EXERCISE DESCRIPTION:
Please give the listing again in its entirety, exactly as written.
▽
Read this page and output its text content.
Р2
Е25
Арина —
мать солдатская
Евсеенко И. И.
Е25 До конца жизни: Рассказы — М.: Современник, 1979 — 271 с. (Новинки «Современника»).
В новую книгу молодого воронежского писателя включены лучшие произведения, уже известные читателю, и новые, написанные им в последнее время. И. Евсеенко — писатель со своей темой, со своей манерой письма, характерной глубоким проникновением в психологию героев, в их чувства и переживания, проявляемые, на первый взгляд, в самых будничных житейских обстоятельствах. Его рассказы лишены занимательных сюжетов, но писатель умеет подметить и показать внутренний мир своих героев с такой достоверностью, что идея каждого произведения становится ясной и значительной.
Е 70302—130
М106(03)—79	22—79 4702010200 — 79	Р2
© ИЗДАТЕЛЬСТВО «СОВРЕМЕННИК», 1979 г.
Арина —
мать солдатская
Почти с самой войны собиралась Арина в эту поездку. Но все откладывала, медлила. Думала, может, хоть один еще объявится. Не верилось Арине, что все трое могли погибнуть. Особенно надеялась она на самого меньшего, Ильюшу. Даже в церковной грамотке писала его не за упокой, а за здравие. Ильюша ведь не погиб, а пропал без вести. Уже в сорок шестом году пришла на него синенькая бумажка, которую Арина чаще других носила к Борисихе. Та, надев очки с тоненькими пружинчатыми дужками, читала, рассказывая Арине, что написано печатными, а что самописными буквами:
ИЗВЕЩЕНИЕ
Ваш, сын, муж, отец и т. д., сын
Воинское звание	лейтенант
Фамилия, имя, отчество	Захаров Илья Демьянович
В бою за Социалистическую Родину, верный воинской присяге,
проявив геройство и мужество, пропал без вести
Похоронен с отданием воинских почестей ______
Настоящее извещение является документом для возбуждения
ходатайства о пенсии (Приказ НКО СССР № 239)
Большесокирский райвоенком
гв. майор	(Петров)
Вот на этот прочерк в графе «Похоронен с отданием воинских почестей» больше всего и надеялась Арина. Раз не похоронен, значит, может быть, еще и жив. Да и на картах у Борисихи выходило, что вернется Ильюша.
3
△
EXERCISE ANSWER:
Read this page and output its text content.
Р2
Е25
Арина —
мать солдатская
Евсеенко И. И.
Е25 До конца жизни: Рассказы — М.: Современник, 1979 — 271 с. (Новинки «Современника»).
В новую книгу молодого воронежского писателя включены лучшие произведения, уже известные читателю, и новые, написанные им в последнее время. И. Евсеенко — писатель со своей темой, со своей манерой письма, характерной глубоким проникновением в психологию героев, в их чувства и переживания, проявляемые, на первый взгляд, в самых будничных житейских обстоятельствах. Его рассказы лишены занимательных сюжетов, но писатель умеет подметить и показать внутренний мир своих героев с такой достоверностью, что идея каждого произведения становится ясной и значительной.
Е 70302—130
М106(03)—79	22—79 4702010200 — 79	Р2
© ИЗДАТЕЛЬСТВО «СОВРЕМЕННИК», 1979 г.
Арина —
мать солдатская
Почти с самой войны собиралась Арина в эту поездку. Но все откладывала, медлила. Думала, может, хоть один еще объявится. Не верилось Арине, что все трое могли погибнуть. Особенно надеялась она на самого меньшего, Ильюшу. Даже в церковной грамотке писала его не за упокой, а за здравие. Ильюша ведь не погиб, а пропал без вести. Уже в сорок шестом году пришла на него синенькая бумажка, которую Арина чаще других носила к Борисихе. Та, надев очки с тоненькими пружинчатыми дужками, читала, рассказывая Арине, что написано печатными, а что самописными буквами:
ИЗВЕЩЕНИЕ
Ваш, сын, муж, отец и т. д., сын
Воинское звание	лейтенант
Фамилия, имя, отчество	Захаров Илья Демьянович
В бою за Социалистическую Родину, верный воинской присяге,
проявив геройство и мужество, пропал без вести
Похоронен с отданием воинских почестей ______
Настоящее извещение является документом для возбуждения
ходатайства о пенсии (Приказ НКО СССР № 239)
Большесокирский райвоенком
гв. майор	(Петров)
Вот на этот прочерк в графе «Похоронен с отданием воинских почестей» больше всего и надеялась Арина. Раз не похоронен, значит, может быть, еще и жив. Да и на картах у Борисихи выходило, что вернется Ильюша.
3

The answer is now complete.